AIM OF THE EXERCISE | Write out each line in which the string "血浆蛋白" is present.

[DATA EXCERPTS start]

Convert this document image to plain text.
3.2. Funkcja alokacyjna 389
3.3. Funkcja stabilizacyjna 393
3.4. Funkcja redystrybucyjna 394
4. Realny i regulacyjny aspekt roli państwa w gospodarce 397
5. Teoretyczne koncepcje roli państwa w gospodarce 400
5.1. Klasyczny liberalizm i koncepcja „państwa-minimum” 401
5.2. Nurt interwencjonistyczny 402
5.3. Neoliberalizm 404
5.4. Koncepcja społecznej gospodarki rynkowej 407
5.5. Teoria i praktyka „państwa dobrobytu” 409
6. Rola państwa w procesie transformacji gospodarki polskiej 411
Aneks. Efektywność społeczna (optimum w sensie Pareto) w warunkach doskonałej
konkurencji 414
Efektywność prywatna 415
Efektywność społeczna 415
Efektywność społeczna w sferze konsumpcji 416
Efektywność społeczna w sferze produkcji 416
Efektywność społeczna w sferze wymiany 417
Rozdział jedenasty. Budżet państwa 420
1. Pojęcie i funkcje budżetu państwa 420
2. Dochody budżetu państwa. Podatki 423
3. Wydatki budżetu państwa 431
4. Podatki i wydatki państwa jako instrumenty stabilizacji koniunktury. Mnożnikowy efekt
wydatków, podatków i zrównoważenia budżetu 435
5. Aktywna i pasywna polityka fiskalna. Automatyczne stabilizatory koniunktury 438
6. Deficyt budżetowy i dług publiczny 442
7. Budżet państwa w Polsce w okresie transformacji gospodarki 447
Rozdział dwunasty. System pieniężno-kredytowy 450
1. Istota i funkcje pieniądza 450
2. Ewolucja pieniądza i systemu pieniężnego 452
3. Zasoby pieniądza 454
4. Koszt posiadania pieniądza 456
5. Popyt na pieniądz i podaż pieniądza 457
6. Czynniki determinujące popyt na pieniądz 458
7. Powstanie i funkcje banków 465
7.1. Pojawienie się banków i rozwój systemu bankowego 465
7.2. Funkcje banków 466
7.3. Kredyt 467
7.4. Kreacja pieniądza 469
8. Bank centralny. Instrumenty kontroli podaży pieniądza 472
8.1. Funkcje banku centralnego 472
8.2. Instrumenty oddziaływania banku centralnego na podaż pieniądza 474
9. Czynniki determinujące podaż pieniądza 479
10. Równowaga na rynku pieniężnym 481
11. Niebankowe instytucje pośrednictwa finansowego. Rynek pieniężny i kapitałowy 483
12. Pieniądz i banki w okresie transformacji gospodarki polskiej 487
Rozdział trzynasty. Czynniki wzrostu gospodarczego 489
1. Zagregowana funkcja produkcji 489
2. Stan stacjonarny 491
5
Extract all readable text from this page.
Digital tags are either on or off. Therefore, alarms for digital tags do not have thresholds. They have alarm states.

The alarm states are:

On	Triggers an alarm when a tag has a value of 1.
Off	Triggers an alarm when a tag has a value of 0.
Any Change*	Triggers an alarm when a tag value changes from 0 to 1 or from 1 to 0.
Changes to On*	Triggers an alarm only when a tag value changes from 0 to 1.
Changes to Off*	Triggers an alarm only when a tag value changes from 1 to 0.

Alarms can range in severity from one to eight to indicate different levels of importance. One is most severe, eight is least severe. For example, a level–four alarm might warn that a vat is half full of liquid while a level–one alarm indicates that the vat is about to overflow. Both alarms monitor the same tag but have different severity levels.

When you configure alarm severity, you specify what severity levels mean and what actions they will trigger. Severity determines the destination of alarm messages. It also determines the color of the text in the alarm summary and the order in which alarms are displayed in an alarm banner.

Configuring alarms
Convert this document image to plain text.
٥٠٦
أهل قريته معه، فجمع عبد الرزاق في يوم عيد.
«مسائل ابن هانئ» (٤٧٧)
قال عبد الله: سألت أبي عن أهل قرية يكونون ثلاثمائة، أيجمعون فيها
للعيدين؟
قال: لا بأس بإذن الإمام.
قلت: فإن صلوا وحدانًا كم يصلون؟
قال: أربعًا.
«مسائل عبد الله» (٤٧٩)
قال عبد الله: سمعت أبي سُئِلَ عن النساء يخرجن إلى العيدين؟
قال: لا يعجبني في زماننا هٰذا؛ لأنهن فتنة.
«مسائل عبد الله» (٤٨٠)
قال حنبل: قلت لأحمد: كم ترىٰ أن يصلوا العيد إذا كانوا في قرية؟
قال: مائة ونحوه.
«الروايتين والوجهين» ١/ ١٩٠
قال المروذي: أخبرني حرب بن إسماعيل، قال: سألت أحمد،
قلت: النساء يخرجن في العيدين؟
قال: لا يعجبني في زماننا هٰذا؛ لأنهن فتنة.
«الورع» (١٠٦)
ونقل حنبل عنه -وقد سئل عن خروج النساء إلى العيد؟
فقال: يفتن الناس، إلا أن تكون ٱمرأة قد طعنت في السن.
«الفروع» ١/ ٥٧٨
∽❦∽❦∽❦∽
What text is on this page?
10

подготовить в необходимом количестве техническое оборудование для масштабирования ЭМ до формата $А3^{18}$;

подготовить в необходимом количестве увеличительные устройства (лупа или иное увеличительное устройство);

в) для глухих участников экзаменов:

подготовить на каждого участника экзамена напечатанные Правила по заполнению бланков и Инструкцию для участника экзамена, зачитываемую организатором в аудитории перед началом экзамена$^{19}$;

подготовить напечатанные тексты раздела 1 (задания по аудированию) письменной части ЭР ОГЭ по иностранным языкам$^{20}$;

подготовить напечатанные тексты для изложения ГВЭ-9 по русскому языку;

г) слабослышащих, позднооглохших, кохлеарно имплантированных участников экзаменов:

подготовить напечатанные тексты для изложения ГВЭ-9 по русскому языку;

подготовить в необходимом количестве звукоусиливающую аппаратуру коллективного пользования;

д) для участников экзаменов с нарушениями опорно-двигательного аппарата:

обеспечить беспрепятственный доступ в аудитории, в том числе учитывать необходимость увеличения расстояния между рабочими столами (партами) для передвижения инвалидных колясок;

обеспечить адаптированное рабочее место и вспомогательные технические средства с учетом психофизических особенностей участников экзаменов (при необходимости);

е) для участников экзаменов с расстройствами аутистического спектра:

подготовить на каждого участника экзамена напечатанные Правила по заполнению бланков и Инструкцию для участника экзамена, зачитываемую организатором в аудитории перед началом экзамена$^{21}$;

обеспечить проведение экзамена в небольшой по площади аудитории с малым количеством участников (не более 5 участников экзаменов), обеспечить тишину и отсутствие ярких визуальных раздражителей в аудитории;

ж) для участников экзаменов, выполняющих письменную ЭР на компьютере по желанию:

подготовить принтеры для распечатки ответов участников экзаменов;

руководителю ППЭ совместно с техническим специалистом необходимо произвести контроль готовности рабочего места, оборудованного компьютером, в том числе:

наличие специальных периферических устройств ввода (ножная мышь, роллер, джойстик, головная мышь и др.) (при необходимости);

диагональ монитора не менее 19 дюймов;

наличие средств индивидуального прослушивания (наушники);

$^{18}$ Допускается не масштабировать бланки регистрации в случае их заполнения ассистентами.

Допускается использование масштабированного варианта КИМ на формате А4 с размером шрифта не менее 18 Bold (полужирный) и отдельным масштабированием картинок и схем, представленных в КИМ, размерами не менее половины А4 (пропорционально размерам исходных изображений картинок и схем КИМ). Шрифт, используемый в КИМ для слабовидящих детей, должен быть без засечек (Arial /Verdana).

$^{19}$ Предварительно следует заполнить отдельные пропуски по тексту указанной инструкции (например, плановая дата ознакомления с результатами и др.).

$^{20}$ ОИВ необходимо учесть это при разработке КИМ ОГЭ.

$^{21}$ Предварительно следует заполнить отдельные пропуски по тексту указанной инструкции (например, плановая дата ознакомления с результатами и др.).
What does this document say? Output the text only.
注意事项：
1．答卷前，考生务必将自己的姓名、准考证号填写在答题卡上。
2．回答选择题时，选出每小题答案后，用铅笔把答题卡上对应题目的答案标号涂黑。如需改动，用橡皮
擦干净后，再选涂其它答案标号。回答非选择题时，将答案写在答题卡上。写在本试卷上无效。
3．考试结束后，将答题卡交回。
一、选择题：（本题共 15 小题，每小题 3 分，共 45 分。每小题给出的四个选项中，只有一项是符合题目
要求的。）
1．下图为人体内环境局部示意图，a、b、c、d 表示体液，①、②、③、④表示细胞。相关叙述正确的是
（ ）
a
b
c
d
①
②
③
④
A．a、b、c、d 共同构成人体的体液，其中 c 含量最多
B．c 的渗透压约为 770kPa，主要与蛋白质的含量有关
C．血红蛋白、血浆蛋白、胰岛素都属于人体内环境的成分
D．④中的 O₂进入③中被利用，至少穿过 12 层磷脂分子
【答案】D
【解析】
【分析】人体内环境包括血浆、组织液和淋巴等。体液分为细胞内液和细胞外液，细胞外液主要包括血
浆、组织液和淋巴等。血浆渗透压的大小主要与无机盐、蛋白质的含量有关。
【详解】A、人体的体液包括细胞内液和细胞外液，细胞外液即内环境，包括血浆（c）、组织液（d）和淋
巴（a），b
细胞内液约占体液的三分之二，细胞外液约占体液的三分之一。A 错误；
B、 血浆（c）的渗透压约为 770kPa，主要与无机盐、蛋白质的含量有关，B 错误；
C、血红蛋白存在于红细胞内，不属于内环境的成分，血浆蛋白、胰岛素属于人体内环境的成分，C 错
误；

[DATA EXCERPTS end]

THE REPLY |
C．血红蛋白、血浆蛋白、胰岛素都属于人体内环境的成分
C、血红蛋白存在于红细胞内，不属于内环境的成分，血浆蛋白、胰岛素属于人体内环境的成分，C 错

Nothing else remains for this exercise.